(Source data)
■ ■ ■
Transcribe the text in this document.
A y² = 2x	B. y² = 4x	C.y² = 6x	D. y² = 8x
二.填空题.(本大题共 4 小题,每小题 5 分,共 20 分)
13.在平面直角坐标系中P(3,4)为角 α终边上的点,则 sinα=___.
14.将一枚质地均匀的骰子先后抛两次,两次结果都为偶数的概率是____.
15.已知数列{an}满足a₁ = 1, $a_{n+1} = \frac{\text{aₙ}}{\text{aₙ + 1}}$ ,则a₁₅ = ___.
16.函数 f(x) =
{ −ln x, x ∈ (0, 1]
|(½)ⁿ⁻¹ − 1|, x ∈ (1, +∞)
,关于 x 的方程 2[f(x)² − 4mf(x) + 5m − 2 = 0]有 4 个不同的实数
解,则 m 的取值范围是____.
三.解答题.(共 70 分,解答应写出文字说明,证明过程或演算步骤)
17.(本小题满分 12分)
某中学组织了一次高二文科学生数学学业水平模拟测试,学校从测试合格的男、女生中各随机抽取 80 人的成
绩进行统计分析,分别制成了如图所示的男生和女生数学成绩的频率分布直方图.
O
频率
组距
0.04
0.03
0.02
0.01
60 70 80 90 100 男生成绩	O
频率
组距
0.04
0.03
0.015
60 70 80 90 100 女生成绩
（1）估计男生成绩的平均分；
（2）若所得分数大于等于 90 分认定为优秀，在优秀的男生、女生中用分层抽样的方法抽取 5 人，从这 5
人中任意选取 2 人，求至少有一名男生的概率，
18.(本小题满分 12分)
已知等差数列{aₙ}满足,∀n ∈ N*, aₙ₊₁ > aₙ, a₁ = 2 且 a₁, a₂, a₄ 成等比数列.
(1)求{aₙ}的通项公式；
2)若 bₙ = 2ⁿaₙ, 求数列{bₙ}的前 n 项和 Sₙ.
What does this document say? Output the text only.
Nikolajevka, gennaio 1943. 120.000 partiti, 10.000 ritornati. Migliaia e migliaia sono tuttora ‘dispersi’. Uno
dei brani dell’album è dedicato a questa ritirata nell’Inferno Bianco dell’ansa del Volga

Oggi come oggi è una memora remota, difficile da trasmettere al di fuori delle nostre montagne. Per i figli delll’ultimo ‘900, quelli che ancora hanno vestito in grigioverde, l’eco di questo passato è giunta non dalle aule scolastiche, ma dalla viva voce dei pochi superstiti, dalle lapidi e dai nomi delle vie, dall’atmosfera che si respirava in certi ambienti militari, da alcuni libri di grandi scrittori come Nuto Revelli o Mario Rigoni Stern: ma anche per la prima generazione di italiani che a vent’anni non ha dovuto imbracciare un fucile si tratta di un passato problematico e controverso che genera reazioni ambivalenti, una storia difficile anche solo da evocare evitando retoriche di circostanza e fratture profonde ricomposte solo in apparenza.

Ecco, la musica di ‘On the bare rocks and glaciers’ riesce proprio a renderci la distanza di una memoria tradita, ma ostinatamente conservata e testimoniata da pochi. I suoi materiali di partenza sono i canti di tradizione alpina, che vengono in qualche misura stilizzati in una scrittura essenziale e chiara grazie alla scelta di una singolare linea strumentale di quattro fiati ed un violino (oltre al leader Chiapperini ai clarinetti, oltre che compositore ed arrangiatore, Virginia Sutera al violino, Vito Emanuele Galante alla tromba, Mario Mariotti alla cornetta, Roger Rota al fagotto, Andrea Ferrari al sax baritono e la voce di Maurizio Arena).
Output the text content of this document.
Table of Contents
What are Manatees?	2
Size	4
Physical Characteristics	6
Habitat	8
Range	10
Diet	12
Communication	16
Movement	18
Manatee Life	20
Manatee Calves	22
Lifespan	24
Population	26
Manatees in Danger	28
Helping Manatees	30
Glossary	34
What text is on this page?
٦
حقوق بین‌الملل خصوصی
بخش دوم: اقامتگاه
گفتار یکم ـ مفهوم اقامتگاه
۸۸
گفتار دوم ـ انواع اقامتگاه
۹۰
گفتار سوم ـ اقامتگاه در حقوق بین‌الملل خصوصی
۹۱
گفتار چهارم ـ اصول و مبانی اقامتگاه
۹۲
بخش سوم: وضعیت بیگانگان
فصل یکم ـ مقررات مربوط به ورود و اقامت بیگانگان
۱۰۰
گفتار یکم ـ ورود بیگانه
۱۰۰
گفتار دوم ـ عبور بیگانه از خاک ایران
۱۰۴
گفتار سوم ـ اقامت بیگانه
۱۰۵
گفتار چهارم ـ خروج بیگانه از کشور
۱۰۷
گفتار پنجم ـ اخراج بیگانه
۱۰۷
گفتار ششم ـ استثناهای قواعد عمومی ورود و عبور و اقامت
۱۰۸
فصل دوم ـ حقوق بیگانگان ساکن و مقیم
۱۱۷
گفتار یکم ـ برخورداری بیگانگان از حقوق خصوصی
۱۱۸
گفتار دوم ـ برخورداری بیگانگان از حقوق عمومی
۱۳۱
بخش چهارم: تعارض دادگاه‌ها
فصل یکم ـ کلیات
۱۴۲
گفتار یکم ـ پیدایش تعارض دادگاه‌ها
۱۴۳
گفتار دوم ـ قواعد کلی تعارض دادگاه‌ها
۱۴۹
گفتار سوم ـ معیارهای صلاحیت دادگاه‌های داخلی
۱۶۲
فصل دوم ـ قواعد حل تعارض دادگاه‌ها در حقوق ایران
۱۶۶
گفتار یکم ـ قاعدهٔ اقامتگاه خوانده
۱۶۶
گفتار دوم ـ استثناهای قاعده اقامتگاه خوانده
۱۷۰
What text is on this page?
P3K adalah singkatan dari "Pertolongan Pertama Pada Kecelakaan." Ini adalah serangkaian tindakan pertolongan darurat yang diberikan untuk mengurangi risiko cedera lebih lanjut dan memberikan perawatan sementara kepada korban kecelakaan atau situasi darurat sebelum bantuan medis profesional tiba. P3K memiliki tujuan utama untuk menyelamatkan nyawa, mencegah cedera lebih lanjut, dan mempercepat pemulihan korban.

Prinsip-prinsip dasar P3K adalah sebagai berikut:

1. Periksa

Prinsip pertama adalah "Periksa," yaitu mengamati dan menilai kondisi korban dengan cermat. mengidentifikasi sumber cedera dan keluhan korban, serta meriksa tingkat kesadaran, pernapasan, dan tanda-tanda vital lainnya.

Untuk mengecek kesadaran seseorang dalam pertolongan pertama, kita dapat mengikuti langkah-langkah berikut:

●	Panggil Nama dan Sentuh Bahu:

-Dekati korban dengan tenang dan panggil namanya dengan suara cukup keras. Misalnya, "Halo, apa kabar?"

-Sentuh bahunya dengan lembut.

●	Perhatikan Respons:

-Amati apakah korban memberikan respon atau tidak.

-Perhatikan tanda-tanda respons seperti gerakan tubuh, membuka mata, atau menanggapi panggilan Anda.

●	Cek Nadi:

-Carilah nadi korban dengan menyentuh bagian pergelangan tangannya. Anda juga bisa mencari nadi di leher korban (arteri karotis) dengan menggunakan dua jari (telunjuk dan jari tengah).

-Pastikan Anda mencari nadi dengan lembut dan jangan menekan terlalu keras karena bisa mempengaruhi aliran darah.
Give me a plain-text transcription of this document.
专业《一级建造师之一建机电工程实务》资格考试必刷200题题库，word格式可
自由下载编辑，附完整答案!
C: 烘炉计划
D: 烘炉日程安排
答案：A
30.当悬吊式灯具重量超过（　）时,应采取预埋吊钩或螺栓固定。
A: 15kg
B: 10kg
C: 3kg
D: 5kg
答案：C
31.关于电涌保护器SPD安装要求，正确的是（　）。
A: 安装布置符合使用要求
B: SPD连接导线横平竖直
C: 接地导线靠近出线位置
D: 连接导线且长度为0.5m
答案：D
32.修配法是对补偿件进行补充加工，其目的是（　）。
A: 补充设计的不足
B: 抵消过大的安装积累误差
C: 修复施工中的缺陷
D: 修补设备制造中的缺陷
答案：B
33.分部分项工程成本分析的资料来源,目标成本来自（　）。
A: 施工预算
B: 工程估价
■ ■ ■
## Brief
In the lines above, locate the string "berikut". Copy every line where it occurs.

## Task response
Prinsip-prinsip dasar P3K adalah sebagai berikut:
Untuk mengecek kesadaran seseorang dalam pertolongan pertama, kita dapat mengikuti langkah-langkah berikut:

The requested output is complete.